··· RECORDS FOR THE TASK ···

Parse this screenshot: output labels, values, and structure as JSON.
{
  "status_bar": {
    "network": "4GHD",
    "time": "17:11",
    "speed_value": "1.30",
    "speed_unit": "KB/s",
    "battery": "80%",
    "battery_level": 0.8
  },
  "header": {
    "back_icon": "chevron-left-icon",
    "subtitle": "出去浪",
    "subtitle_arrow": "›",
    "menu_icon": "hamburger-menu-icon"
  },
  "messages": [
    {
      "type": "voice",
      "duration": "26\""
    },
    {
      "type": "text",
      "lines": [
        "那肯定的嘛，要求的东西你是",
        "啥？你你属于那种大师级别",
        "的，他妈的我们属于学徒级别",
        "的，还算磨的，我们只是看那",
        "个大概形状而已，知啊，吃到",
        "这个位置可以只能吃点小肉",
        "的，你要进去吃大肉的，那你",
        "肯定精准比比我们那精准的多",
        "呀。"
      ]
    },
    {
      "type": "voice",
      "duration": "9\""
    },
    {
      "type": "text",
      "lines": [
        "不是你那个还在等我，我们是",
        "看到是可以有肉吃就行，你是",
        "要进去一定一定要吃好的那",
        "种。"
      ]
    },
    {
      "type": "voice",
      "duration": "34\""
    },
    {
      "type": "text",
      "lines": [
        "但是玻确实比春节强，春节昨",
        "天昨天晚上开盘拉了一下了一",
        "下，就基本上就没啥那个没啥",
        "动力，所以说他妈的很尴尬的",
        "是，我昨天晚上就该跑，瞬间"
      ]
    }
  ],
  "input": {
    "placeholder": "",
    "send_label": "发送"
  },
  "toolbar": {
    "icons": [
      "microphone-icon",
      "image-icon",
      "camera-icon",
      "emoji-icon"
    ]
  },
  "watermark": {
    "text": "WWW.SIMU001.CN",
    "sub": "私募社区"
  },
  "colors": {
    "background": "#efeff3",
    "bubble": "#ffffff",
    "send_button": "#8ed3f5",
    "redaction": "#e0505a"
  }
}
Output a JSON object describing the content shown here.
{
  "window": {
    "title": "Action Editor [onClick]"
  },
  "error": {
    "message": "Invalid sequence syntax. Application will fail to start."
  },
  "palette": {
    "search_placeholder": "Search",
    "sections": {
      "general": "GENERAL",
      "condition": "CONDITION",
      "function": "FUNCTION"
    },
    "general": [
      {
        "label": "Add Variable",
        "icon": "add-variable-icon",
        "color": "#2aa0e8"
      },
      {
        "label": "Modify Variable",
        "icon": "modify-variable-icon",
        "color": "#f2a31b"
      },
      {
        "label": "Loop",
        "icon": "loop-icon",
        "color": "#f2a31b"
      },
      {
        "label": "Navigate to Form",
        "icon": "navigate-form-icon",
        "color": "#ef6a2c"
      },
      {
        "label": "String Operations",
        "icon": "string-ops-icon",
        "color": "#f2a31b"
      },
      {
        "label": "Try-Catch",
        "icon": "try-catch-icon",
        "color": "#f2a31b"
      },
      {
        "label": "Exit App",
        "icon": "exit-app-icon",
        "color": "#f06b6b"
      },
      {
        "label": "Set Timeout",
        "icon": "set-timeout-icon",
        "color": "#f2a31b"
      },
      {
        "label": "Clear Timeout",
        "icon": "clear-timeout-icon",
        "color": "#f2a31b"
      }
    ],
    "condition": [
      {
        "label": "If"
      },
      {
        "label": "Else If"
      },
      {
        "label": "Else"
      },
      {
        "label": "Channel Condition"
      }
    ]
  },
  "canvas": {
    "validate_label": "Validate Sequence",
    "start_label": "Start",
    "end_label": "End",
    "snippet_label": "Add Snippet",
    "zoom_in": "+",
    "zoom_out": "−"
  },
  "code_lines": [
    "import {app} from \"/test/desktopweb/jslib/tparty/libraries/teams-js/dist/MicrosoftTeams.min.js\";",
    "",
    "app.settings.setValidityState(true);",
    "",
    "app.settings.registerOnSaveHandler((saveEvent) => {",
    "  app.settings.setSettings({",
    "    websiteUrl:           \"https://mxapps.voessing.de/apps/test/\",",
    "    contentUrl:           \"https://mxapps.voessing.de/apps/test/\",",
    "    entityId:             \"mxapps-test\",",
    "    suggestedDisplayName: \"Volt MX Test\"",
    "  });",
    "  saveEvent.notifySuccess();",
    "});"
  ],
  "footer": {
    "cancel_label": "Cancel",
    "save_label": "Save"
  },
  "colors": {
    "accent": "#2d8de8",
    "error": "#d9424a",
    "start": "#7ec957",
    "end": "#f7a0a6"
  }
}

···

▸ **EXERCISE**
The records above are to be copied in full, exactly as written.

▸ **ANSWER TO THE TASK**
Parse this screenshot: output labels, values, and structure as JSON.
{
  "status_bar": {
    "network": "4GHD",
    "time": "17:11",
    "speed_value": "1.30",
    "speed_unit": "KB/s",
    "battery": "80%",
    "battery_level": 0.8
  },
  "header": {
    "back_icon": "chevron-left-icon",
    "subtitle": "出去浪",
    "subtitle_arrow": "›",
    "menu_icon": "hamburger-menu-icon"
  },
  "messages": [
    {
      "type": "voice",
      "duration": "26\""
    },
    {
      "type": "text",
      "lines": [
        "那肯定的嘛，要求的东西你是",
        "啥？你你属于那种大师级别",
        "的，他妈的我们属于学徒级别",
        "的，还算磨的，我们只是看那",
        "个大概形状而已，知啊，吃到",
        "这个位置可以只能吃点小肉",
        "的，你要进去吃大肉的，那你",
        "肯定精准比比我们那精准的多",
        "呀。"
      ]
    },
    {
      "type": "voice",
      "duration": "9\""
    },
    {
      "type": "text",
      "lines": [
        "不是你那个还在等我，我们是",
        "看到是可以有肉吃就行，你是",
        "要进去一定一定要吃好的那",
        "种。"
      ]
    },
    {
      "type": "voice",
      "duration": "34\""
    },
    {
      "type": "text",
      "lines": [
        "但是玻确实比春节强，春节昨",
        "天昨天晚上开盘拉了一下了一",
        "下，就基本上就没啥那个没啥",
        "动力，所以说他妈的很尴尬的",
        "是，我昨天晚上就该跑，瞬间"
      ]
    }
  ],
  "input": {
    "placeholder": "",
    "send_label": "发送"
  },
  "toolbar": {
    "icons": [
      "microphone-icon",
      "image-icon",
      "camera-icon",
      "emoji-icon"
    ]
  },
  "watermark": {
    "text": "WWW.SIMU001.CN",
    "sub": "私募社区"
  },
  "colors": {
    "background": "#efeff3",
    "bubble": "#ffffff",
    "send_button": "#8ed3f5",
    "redaction": "#e0505a"
  }
}
Output a JSON object describing the content shown here.
{
  "window": {
    "title": "Action Editor [onClick]"
  },
  "error": {
    "message": "Invalid sequence syntax. Application will fail to start."
  },
  "palette": {
    "search_placeholder": "Search",
    "sections": {
      "general": "GENERAL",
      "condition": "CONDITION",
      "function": "FUNCTION"
    },
    "general": [
      {
        "label": "Add Variable",
        "icon": "add-variable-icon",
        "color": "#2aa0e8"
      },
      {
        "label": "Modify Variable",
        "icon": "modify-variable-icon",
        "color": "#f2a31b"
      },
      {
        "label": "Loop",
        "icon": "loop-icon",
        "color": "#f2a31b"
      },
      {
        "label": "Navigate to Form",
        "icon": "navigate-form-icon",
        "color": "#ef6a2c"
      },
      {
        "label": "String Operations",
        "icon": "string-ops-icon",
        "color": "#f2a31b"
      },
      {
        "label": "Try-Catch",
        "icon": "try-catch-icon",
        "color": "#f2a31b"
      },
      {
        "label": "Exit App",
        "icon": "exit-app-icon",
        "color": "#f06b6b"
      },
      {
        "label": "Set Timeout",
        "icon": "set-timeout-icon",
        "color": "#f2a31b"
      },
      {
        "label": "Clear Timeout",
        "icon": "clear-timeout-icon",
        "color": "#f2a31b"
      }
    ],
    "condition": [
      {
        "label": "If"
      },
      {
        "label": "Else If"
      },
      {
        "label": "Else"
      },
      {
        "label": "Channel Condition"
      }
    ]
  },
  "canvas": {
    "validate_label": "Validate Sequence",
    "start_label": "Start",
    "end_label": "End",
    "snippet_label": "Add Snippet",
    "zoom_in": "+",
    "zoom_out": "−"
  },
  "code_lines": [
    "import {app} from \"/test/desktopweb/jslib/tparty/libraries/teams-js/dist/MicrosoftTeams.min.js\";",
    "",
    "app.settings.setValidityState(true);",
    "",
    "app.settings.registerOnSaveHandler((saveEvent) => {",
    "  app.settings.setSettings({",
    "    websiteUrl:           \"https://mxapps.voessing.de/apps/test/\",",
    "    contentUrl:           \"https://mxapps.voessing.de/apps/test/\",",
    "    entityId:             \"mxapps-test\",",
    "    suggestedDisplayName: \"Volt MX Test\"",
    "  });",
    "  saveEvent.notifySuccess();",
    "});"
  ],
  "footer": {
    "cancel_label": "Cancel",
    "save_label": "Save"
  },
  "colors": {
    "accent": "#2d8de8",
    "error": "#d9424a",
    "start": "#7ec957",
    "end": "#f7a0a6"
  }
}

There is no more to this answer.